Copy each line exactly.
..........
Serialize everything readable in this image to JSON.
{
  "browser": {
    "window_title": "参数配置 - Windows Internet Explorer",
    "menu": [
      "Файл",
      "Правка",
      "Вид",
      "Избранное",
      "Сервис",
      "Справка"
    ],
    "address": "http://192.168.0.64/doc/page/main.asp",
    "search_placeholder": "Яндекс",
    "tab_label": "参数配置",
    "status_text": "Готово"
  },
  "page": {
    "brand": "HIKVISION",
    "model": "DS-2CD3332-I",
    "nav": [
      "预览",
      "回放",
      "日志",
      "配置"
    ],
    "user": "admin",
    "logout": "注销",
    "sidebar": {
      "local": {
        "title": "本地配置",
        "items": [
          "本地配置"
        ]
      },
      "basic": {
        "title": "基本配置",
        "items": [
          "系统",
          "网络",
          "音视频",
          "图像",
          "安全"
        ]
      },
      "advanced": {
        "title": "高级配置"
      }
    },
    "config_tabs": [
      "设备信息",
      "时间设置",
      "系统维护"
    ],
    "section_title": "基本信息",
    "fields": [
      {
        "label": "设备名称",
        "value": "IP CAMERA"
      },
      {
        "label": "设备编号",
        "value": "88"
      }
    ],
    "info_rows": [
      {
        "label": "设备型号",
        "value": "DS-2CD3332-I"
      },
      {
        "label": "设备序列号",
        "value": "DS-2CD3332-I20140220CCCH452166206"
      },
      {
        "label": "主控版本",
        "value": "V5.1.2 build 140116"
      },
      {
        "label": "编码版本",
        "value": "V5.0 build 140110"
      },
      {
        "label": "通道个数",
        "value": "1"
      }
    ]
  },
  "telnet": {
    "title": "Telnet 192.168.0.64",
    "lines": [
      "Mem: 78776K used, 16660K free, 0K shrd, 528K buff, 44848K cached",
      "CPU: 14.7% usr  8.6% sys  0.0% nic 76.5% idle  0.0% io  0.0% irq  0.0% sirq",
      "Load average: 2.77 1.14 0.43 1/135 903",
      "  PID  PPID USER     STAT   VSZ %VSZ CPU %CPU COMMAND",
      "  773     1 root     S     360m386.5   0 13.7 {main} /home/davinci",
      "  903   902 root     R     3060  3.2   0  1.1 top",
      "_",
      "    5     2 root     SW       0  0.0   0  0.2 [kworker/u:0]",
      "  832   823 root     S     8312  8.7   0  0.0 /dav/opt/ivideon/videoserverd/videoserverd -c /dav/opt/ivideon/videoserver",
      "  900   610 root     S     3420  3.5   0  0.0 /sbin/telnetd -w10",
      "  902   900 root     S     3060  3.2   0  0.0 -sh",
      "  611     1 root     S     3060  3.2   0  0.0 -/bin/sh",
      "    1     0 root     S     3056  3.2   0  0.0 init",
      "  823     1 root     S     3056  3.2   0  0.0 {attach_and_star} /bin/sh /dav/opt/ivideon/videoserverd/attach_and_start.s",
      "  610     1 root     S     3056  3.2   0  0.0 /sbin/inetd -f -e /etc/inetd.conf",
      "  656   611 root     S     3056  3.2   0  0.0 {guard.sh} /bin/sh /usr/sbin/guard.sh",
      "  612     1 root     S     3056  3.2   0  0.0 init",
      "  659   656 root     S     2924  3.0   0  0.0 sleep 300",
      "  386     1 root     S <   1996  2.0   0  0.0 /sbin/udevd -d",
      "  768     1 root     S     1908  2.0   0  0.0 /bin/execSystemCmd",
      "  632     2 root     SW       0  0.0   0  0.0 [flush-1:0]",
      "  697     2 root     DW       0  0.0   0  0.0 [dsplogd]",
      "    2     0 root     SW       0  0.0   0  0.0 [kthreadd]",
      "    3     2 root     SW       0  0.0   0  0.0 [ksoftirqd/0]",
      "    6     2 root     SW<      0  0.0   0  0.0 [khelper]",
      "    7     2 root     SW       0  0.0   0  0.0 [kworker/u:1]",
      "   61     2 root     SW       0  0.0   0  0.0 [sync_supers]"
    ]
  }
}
..........
**THE COMPLETED TASK:**
Serialize everything readable in this image to JSON.
{
  "browser": {
    "window_title": "参数配置 - Windows Internet Explorer",
    "menu": [
      "Файл",
      "Правка",
      "Вид",
      "Избранное",
      "Сервис",
      "Справка"
    ],
    "address": "http://192.168.0.64/doc/page/main.asp",
    "search_placeholder": "Яндекс",
    "tab_label": "参数配置",
    "status_text": "Готово"
  },
  "page": {
    "brand": "HIKVISION",
    "model": "DS-2CD3332-I",
    "nav": [
      "预览",
      "回放",
      "日志",
      "配置"
    ],
    "user": "admin",
    "logout": "注销",
    "sidebar": {
      "local": {
        "title": "本地配置",
        "items": [
          "本地配置"
        ]
      },
      "basic": {
        "title": "基本配置",
        "items": [
          "系统",
          "网络",
          "音视频",
          "图像",
          "安全"
        ]
      },
      "advanced": {
        "title": "高级配置"
      }
    },
    "config_tabs": [
      "设备信息",
      "时间设置",
      "系统维护"
    ],
    "section_title": "基本信息",
    "fields": [
      {
        "label": "设备名称",
        "value": "IP CAMERA"
      },
      {
        "label": "设备编号",
        "value": "88"
      }
    ],
    "info_rows": [
      {
        "label": "设备型号",
        "value": "DS-2CD3332-I"
      },
      {
        "label": "设备序列号",
        "value": "DS-2CD3332-I20140220CCCH452166206"
      },
      {
        "label": "主控版本",
        "value": "V5.1.2 build 140116"
      },
      {
        "label": "编码版本",
        "value": "V5.0 build 140110"
      },
      {
        "label": "通道个数",
        "value": "1"
      }
    ]
  },
  "telnet": {
    "title": "Telnet 192.168.0.64",
    "lines": [
      "Mem: 78776K used, 16660K free, 0K shrd, 528K buff, 44848K cached",
      "CPU: 14.7% usr  8.6% sys  0.0% nic 76.5% idle  0.0% io  0.0% irq  0.0% sirq",
      "Load average: 2.77 1.14 0.43 1/135 903",
      "  PID  PPID USER     STAT   VSZ %VSZ CPU %CPU COMMAND",
      "  773     1 root     S     360m386.5   0 13.7 {main} /home/davinci",
      "  903   902 root     R     3060  3.2   0  1.1 top",
      "_",
      "    5     2 root     SW       0  0.0   0  0.2 [kworker/u:0]",
      "  832   823 root     S     8312  8.7   0  0.0 /dav/opt/ivideon/videoserverd/videoserverd -c /dav/opt/ivideon/videoserver",
      "  900   610 root     S     3420  3.5   0  0.0 /sbin/telnetd -w10",
      "  902   900 root     S     3060  3.2   0  0.0 -sh",
      "  611     1 root     S     3060  3.2   0  0.0 -/bin/sh",
      "    1     0 root     S     3056  3.2   0  0.0 init",
      "  823     1 root     S     3056  3.2   0  0.0 {attach_and_star} /bin/sh /dav/opt/ivideon/videoserverd/attach_and_start.s",
      "  610     1 root     S     3056  3.2   0  0.0 /sbin/inetd -f -e /etc/inetd.conf",
      "  656   611 root     S     3056  3.2   0  0.0 {guard.sh} /bin/sh /usr/sbin/guard.sh",
      "  612     1 root     S     3056  3.2   0  0.0 init",
      "  659   656 root     S     2924  3.0   0  0.0 sleep 300",
      "  386     1 root     S <   1996  2.0   0  0.0 /sbin/udevd -d",
      "  768     1 root     S     1908  2.0   0  0.0 /bin/execSystemCmd",
      "  632     2 root     SW       0  0.0   0  0.0 [flush-1:0]",
      "  697     2 root     DW       0  0.0   0  0.0 [dsplogd]",
      "    2     0 root     SW       0  0.0   0  0.0 [kthreadd]",
      "    3     2 root     SW       0  0.0   0  0.0 [ksoftirqd/0]",
      "    6     2 root     SW<      0  0.0   0  0.0 [khelper]",
      "    7     2 root     SW       0  0.0   0  0.0 [kworker/u:1]",
      "   61     2 root     SW       0  0.0   0  0.0 [sync_supers]"
    ]
  }
}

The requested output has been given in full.